THE REQUEST:
Once the pictures are set aside, transcribe the remaining data exactly.

DATA SECTION:

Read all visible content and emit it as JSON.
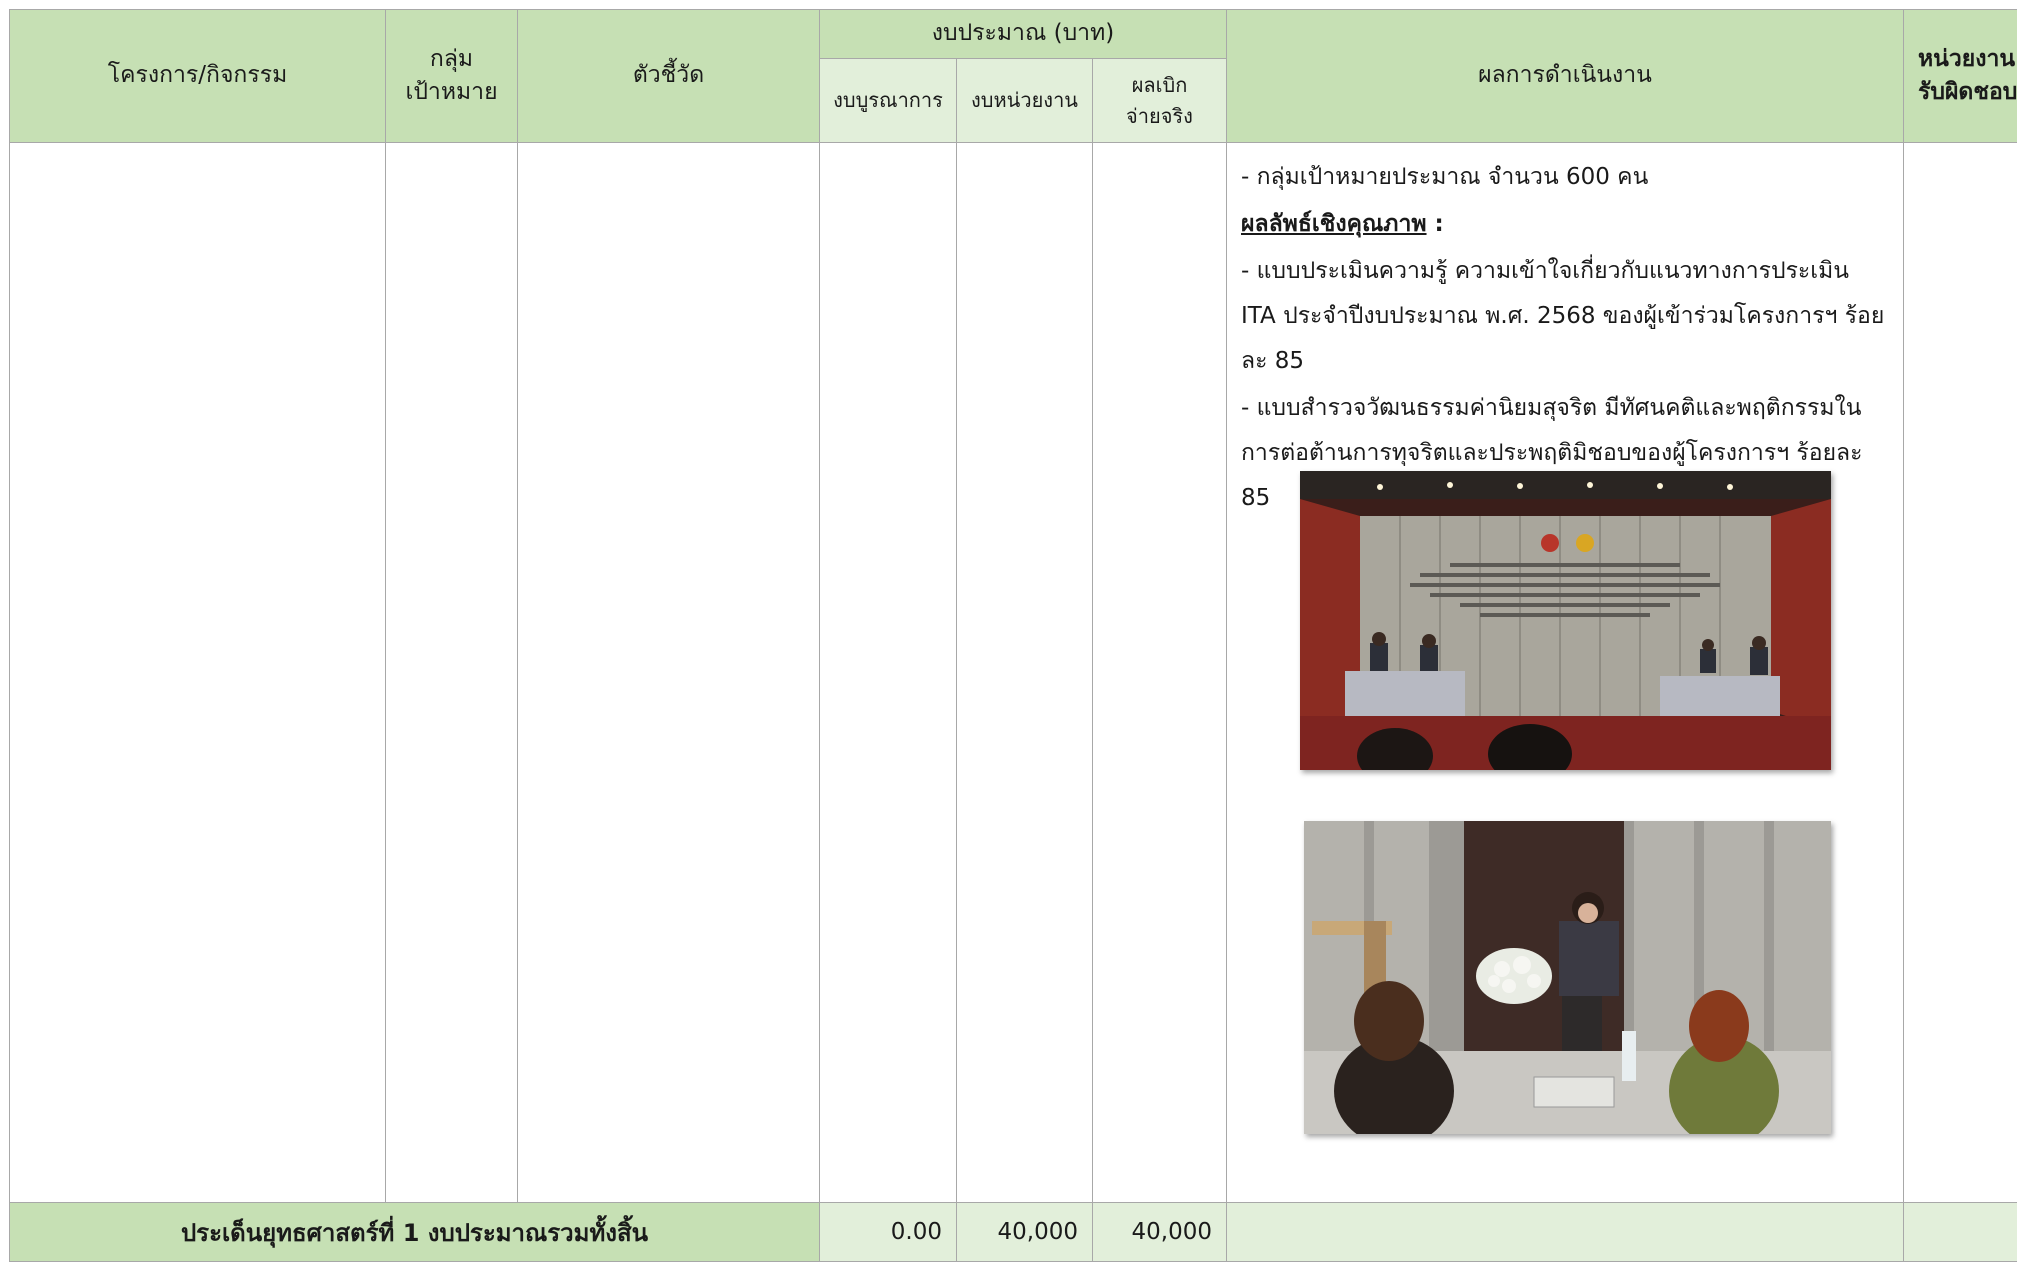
{
  "header": {
    "project": "โครงการ/กิจกรรม",
    "target_group_line1": "กลุ่ม",
    "target_group_line2": "เป้าหมาย",
    "indicator": "ตัวชี้วัด",
    "budget": "งบประมาณ (บาท)",
    "budget_integrated": "งบบูรณาการ",
    "budget_unit": "งบหน่วยงาน",
    "disbursed_line1": "ผลเบิก",
    "disbursed_line2": "จ่ายจริง",
    "results": "ผลการดำเนินงาน",
    "responsible_line1": "หน่วยงาน",
    "responsible_line2": "รับผิดชอบ"
  },
  "results": {
    "target_count": "- กลุ่มเป้าหมายประมาณ จำนวน 600 คน",
    "qualitative_heading": "ผลลัพธ์เชิงคุณภาพ",
    "qualitative_colon": " :",
    "item1": "- แบบประเมินความรู้ ความเข้าใจเกี่ยวกับแนวทางการประเมิน ITA ประจำปีงบประมาณ พ.ศ. 2568 ของผู้เข้าร่วมโครงการฯ ร้อยละ 85",
    "item2": "- แบบสำรวจวัฒนธรรมค่านิยมสุจริต มีทัศนคติและพฤติกรรมในการต่อต้านการทุจริตและประพฤติมิชอบของผู้โครงการฯ ร้อยละ 85"
  },
  "footer": {
    "label": "ประเด็นยุทธศาสตร์ที่ 1 งบประมาณรวมทั้งสิ้น",
    "integrated": "0.00",
    "unit": "40,000",
    "disbursed": "40,000"
  },
  "colors": {
    "header_green": "#c6e0b4",
    "sub_header_green": "#e2efda",
    "border": "#a8a8a8"
  }
}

TASK SOLUTION:
Read all visible content and emit it as JSON.
{
  "header": {
    "project": "โครงการ/กิจกรรม",
    "target_group_line1": "กลุ่ม",
    "target_group_line2": "เป้าหมาย",
    "indicator": "ตัวชี้วัด",
    "budget": "งบประมาณ (บาท)",
    "budget_integrated": "งบบูรณาการ",
    "budget_unit": "งบหน่วยงาน",
    "disbursed_line1": "ผลเบิก",
    "disbursed_line2": "จ่ายจริง",
    "results": "ผลการดำเนินงาน",
    "responsible_line1": "หน่วยงาน",
    "responsible_line2": "รับผิดชอบ"
  },
  "results": {
    "target_count": "- กลุ่มเป้าหมายประมาณ จำนวน 600 คน",
    "qualitative_heading": "ผลลัพธ์เชิงคุณภาพ",
    "qualitative_colon": " :",
    "item1": "- แบบประเมินความรู้ ความเข้าใจเกี่ยวกับแนวทางการประเมิน ITA ประจำปีงบประมาณ พ.ศ. 2568 ของผู้เข้าร่วมโครงการฯ ร้อยละ 85",
    "item2": "- แบบสำรวจวัฒนธรรมค่านิยมสุจริต มีทัศนคติและพฤติกรรมในการต่อต้านการทุจริตและประพฤติมิชอบของผู้โครงการฯ ร้อยละ 85"
  },
  "footer": {
    "label": "ประเด็นยุทธศาสตร์ที่ 1 งบประมาณรวมทั้งสิ้น",
    "integrated": "0.00",
    "unit": "40,000",
    "disbursed": "40,000"
  },
  "colors": {
    "header_green": "#c6e0b4",
    "sub_header_green": "#e2efda",
    "border": "#a8a8a8"
  }
}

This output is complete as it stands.